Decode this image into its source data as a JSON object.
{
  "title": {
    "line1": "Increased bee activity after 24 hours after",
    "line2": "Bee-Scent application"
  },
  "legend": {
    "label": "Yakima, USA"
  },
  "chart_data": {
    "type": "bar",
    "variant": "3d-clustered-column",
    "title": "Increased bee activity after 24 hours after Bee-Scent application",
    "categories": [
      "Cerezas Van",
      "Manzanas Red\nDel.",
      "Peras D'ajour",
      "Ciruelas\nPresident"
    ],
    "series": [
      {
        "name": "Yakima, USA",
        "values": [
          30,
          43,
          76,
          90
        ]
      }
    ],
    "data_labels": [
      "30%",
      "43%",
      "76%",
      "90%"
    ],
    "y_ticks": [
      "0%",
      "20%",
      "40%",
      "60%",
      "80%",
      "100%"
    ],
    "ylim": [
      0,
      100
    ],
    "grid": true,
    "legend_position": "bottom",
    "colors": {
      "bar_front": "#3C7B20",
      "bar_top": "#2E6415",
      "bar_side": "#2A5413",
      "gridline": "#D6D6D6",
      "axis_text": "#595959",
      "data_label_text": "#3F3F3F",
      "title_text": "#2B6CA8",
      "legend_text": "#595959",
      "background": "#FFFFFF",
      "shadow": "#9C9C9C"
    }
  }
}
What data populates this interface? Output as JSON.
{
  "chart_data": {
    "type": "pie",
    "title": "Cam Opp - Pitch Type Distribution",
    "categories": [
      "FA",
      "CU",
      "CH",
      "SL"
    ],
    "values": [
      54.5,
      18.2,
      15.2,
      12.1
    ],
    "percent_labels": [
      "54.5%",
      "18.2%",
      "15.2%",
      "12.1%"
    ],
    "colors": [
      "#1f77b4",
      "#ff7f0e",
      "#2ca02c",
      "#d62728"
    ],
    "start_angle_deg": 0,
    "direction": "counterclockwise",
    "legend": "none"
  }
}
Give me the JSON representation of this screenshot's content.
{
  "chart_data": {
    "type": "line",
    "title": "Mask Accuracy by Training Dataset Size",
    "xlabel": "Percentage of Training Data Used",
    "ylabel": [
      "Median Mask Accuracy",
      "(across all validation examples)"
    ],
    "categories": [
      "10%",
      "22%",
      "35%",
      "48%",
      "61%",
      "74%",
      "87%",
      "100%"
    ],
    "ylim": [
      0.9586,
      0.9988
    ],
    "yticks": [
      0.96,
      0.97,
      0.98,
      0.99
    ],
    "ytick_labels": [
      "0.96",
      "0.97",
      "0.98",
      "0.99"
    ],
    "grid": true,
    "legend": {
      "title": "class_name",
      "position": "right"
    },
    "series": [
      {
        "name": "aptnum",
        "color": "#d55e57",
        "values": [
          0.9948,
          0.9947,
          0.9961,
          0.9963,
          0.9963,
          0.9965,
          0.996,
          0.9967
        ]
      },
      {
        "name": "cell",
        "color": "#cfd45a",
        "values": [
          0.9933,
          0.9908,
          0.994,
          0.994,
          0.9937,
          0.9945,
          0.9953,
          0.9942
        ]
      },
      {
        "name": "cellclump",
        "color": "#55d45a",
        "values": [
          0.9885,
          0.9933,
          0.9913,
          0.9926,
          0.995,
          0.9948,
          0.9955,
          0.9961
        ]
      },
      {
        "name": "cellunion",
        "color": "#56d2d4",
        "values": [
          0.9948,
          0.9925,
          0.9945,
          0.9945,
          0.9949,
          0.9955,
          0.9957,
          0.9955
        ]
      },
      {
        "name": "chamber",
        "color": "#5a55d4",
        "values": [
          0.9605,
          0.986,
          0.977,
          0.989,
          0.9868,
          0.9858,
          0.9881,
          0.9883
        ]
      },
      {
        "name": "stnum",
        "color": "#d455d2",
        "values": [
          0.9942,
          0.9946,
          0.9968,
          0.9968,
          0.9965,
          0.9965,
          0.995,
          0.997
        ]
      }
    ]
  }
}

#### DO THIS:
Find all lines where the word "Training" appears. Copy them.

#### SOLUTION FOR THIS EXERCISE:
    "title": "Mask Accuracy by Training Dataset Size",
    "xlabel": "Percentage of Training Data Used",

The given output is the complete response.